> **DESCRIPTION OF THE TASK**: Pictures stay out of the copy; set down each line of the listing below exactly.

> **PROVIDED ENTRIES**:
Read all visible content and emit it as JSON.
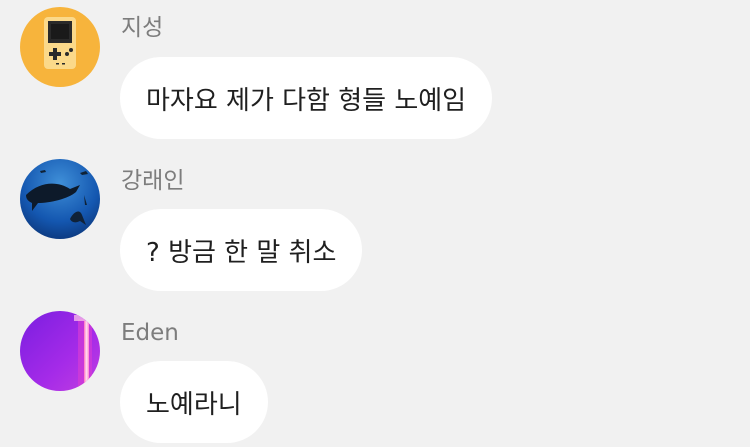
{
  "messages": [
    {
      "sender": "지성",
      "text": "마자요 제가 다함 형들 노예임",
      "avatar": "gameboy-avatar"
    },
    {
      "sender": "강래인",
      "text": "? 방금 한 말 취소",
      "avatar": "shark-avatar"
    },
    {
      "sender": "Eden",
      "text": "노예라니",
      "avatar": "purple-light-avatar"
    }
  ],
  "colors": {
    "background": "#f1f1f1",
    "bubble": "#ffffff",
    "sender_text": "#7d7d7d",
    "message_text": "#1f1f1f"
  }
}
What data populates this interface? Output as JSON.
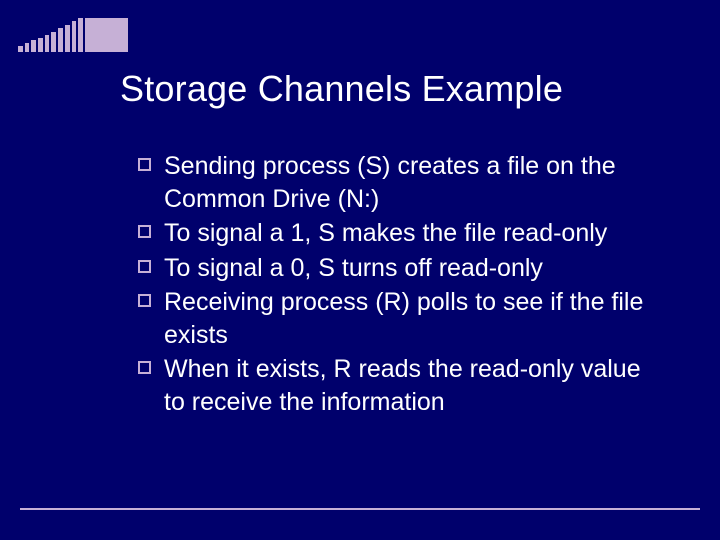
{
  "title": "Storage Channels Example",
  "bullets": [
    "Sending process (S) creates a file on the Common Drive (N:)",
    "To signal a 1, S makes the file read-only",
    "To signal a 0, S turns off read-only",
    "Receiving process (R) polls to see if the file exists",
    "When it exists, R reads the read-only value to receive the information"
  ]
}
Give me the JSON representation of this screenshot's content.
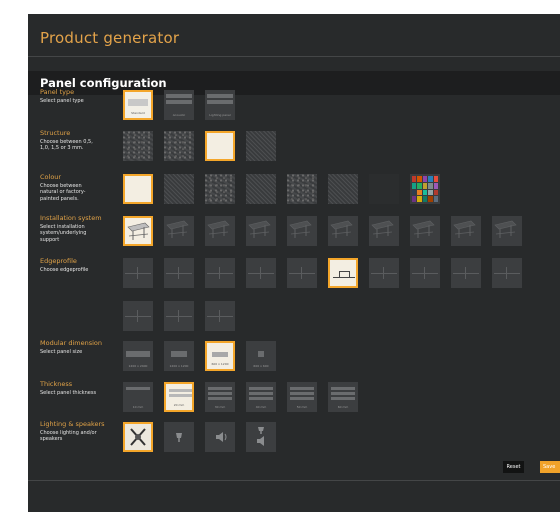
{
  "app": {
    "title": "Product generator",
    "panel_title": "Panel configuration",
    "accent_color": "#f4a62a",
    "title_color": "#e3a34a"
  },
  "sections": {
    "panel_type": {
      "title": "Panel type",
      "description": "Select panel type",
      "options": [
        "Standard",
        "Acoustic",
        "Lighting panel"
      ],
      "selected_index": 0
    },
    "structure": {
      "title": "Structure",
      "description": "Choose between 0,5,\n1,0, 1,5 or 3 mm.",
      "selected_index": 2
    },
    "colour": {
      "title": "Colour",
      "description": "Choose between\nnatural or factory-\npainted panels.",
      "selected_index": 0,
      "palette": [
        "#c0392b",
        "#d35400",
        "#8e44ad",
        "#2980b9",
        "#e74c3c",
        "#16a085",
        "#27ae60",
        "#c0a030",
        "#7f8c8d",
        "#9b59b6",
        "#2c3e50",
        "#e67e22",
        "#1abc9c",
        "#95a5a6",
        "#b03a2e",
        "#6c3483",
        "#d4ac0d",
        "#117a65",
        "#a04000",
        "#5d6d7e"
      ]
    },
    "installation": {
      "title": "Installation system",
      "description": "Select installation\nsystem/underlying\nsupport",
      "selected_index": 0
    },
    "edgeprofile": {
      "title": "Edgeprofile",
      "description": "Choose edgeprofile",
      "selected_index": 5
    },
    "modular": {
      "title": "Modular dimension",
      "description": "Select panel size",
      "options": [
        "1200 x 2400",
        "1200 x 1200",
        "600 x 1200",
        "600 x 600"
      ],
      "selected_index": 2
    },
    "thickness": {
      "title": "Thickness",
      "description": "Select panel thickness",
      "options": [
        "10 mm",
        "20 mm",
        "30 mm",
        "40 mm",
        "50 mm",
        "60 mm"
      ],
      "selected_index": 1
    },
    "lighting": {
      "title": "Lighting & speakers",
      "description": "Choose lighting and/or\nspeakers",
      "options": [
        "None",
        "Lighting",
        "Speakers",
        "Lighting and speakers"
      ],
      "selected_index": 0
    }
  },
  "buttons": {
    "reset": "Reset",
    "save": "Save"
  }
}
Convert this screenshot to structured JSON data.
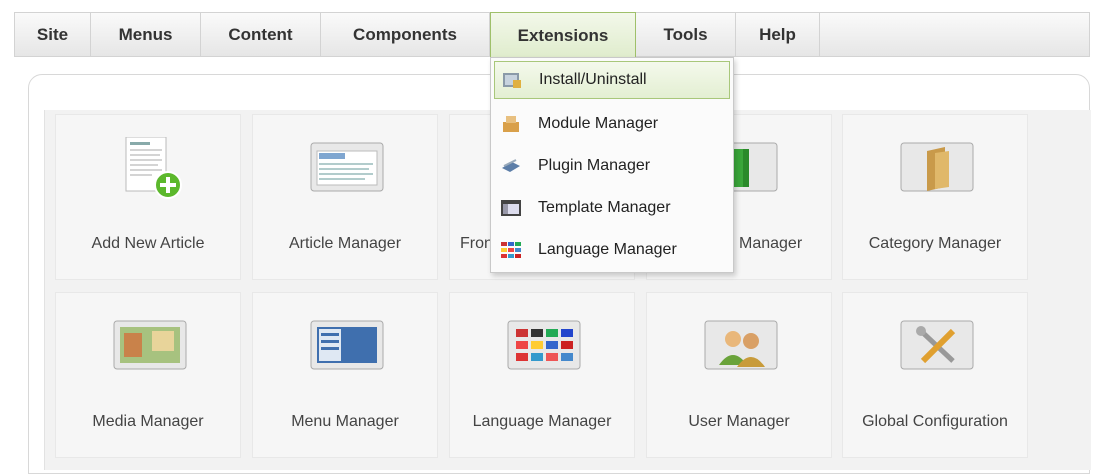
{
  "menubar": {
    "items": [
      {
        "label": "Site"
      },
      {
        "label": "Menus"
      },
      {
        "label": "Content"
      },
      {
        "label": "Components"
      },
      {
        "label": "Extensions"
      },
      {
        "label": "Tools"
      },
      {
        "label": "Help"
      }
    ],
    "active": "Extensions"
  },
  "extensions_menu": {
    "items": [
      {
        "label": "Install/Uninstall",
        "icon": "install-icon",
        "highlighted": true
      },
      {
        "label": "Module Manager",
        "icon": "module-icon"
      },
      {
        "label": "Plugin Manager",
        "icon": "plugin-icon"
      },
      {
        "label": "Template Manager",
        "icon": "template-icon"
      },
      {
        "label": "Language Manager",
        "icon": "language-flags-icon"
      }
    ]
  },
  "control_panel": {
    "tiles": [
      {
        "label": "Add New Article",
        "icon": "add-article-icon"
      },
      {
        "label": "Article Manager",
        "icon": "article-manager-icon"
      },
      {
        "label": "Front",
        "icon": "frontpage-icon"
      },
      {
        "label": "Manager",
        "icon": "section-manager-icon"
      },
      {
        "label": "Category Manager",
        "icon": "category-folder-icon"
      },
      {
        "label": "Media Manager",
        "icon": "media-icon"
      },
      {
        "label": "Menu Manager",
        "icon": "menu-icon"
      },
      {
        "label": "Language Manager",
        "icon": "language-flags-icon"
      },
      {
        "label": "User Manager",
        "icon": "users-icon"
      },
      {
        "label": "Global Configuration",
        "icon": "tools-icon"
      }
    ]
  },
  "colors": {
    "active_border": "#9fc06a",
    "highlight_bg": "#e3efd2",
    "plus_green": "#5cb82c"
  }
}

> **CORRECT OUTPUT**:
Read all visible content and emit it as JSON.
{
  "messages": [
    {
      "sender": "지성",
      "text": "마자요 제가 다함 형들 노예임",
      "avatar": "gameboy-avatar"
    },
    {
      "sender": "강래인",
      "text": "? 방금 한 말 취소",
      "avatar": "shark-avatar"
    },
    {
      "sender": "Eden",
      "text": "노예라니",
      "avatar": "purple-light-avatar"
    }
  ],
  "colors": {
    "background": "#f1f1f1",
    "bubble": "#ffffff",
    "sender_text": "#7d7d7d",
    "message_text": "#1f1f1f"
  }
}
What data populates this interface? Output as JSON.
{
  "title": "Storage Channels Example",
  "bullets": [
    "Sending process (S) creates a file on the Common Drive (N:)",
    "To signal a 1, S makes the file read-only",
    "To signal a 0, S turns off read-only",
    "Receiving process (R) polls to see if the file exists",
    "When it exists, R reads the read-only value to receive the information"
  ]
}
Give me the JSON representation of this screenshot's content.
{
  "app": {
    "title": "Product generator",
    "panel_title": "Panel configuration",
    "accent_color": "#f4a62a",
    "title_color": "#e3a34a"
  },
  "sections": {
    "panel_type": {
      "title": "Panel type",
      "description": "Select panel type",
      "options": [
        "Standard",
        "Acoustic",
        "Lighting panel"
      ],
      "selected_index": 0
    },
    "structure": {
      "title": "Structure",
      "description": "Choose between 0,5,\n1,0, 1,5 or 3 mm.",
      "selected_index": 2
    },
    "colour": {
      "title": "Colour",
      "description": "Choose between\nnatural or factory-\npainted panels.",
      "selected_index": 0,
      "palette": [
        "#c0392b",
        "#d35400",
        "#8e44ad",
        "#2980b9",
        "#e74c3c",
        "#16a085",
        "#27ae60",
        "#c0a030",
        "#7f8c8d",
        "#9b59b6",
        "#2c3e50",
        "#e67e22",
        "#1abc9c",
        "#95a5a6",
        "#b03a2e",
        "#6c3483",
        "#d4ac0d",
        "#117a65",
        "#a04000",
        "#5d6d7e"
      ]
    },
    "installation": {
      "title": "Installation system",
      "description": "Select installation\nsystem/underlying\nsupport",
      "selected_index": 0
    },
    "edgeprofile": {
      "title": "Edgeprofile",
      "description": "Choose edgeprofile",
      "selected_index": 5
    },
    "modular": {
      "title": "Modular dimension",
      "description": "Select panel size",
      "options": [
        "1200 x 2400",
        "1200 x 1200",
        "600 x 1200",
        "600 x 600"
      ],
      "selected_index": 2
    },
    "thickness": {
      "title": "Thickness",
      "description": "Select panel thickness",
      "options": [
        "10 mm",
        "20 mm",
        "30 mm",
        "40 mm",
        "50 mm",
        "60 mm"
      ],
      "selected_index": 1
    },
    "lighting": {
      "title": "Lighting & speakers",
      "description": "Choose lighting and/or\nspeakers",
      "options": [
        "None",
        "Lighting",
        "Speakers",
        "Lighting and speakers"
      ],
      "selected_index": 0
    }
  },
  "buttons": {
    "reset": "Reset",
    "save": "Save"
  }
}
Convert this screenshot to structured JSON data.
{
  "menubar": {
    "items": [
      {
        "label": "Site"
      },
      {
        "label": "Menus"
      },
      {
        "label": "Content"
      },
      {
        "label": "Components"
      },
      {
        "label": "Extensions"
      },
      {
        "label": "Tools"
      },
      {
        "label": "Help"
      }
    ],
    "active": "Extensions"
  },
  "extensions_menu": {
    "items": [
      {
        "label": "Install/Uninstall",
        "icon": "install-icon",
        "highlighted": true
      },
      {
        "label": "Module Manager",
        "icon": "module-icon"
      },
      {
        "label": "Plugin Manager",
        "icon": "plugin-icon"
      },
      {
        "label": "Template Manager",
        "icon": "template-icon"
      },
      {
        "label": "Language Manager",
        "icon": "language-flags-icon"
      }
    ]
  },
  "control_panel": {
    "tiles": [
      {
        "label": "Add New Article",
        "icon": "add-article-icon"
      },
      {
        "label": "Article Manager",
        "icon": "article-manager-icon"
      },
      {
        "label": "Front",
        "icon": "frontpage-icon"
      },
      {
        "label": "Manager",
        "icon": "section-manager-icon"
      },
      {
        "label": "Category Manager",
        "icon": "category-folder-icon"
      },
      {
        "label": "Media Manager",
        "icon": "media-icon"
      },
      {
        "label": "Menu Manager",
        "icon": "menu-icon"
      },
      {
        "label": "Language Manager",
        "icon": "language-flags-icon"
      },
      {
        "label": "User Manager",
        "icon": "users-icon"
      },
      {
        "label": "Global Configuration",
        "icon": "tools-icon"
      }
    ]
  },
  "colors": {
    "active_border": "#9fc06a",
    "highlight_bg": "#e3efd2",
    "plus_green": "#5cb82c"
  }
}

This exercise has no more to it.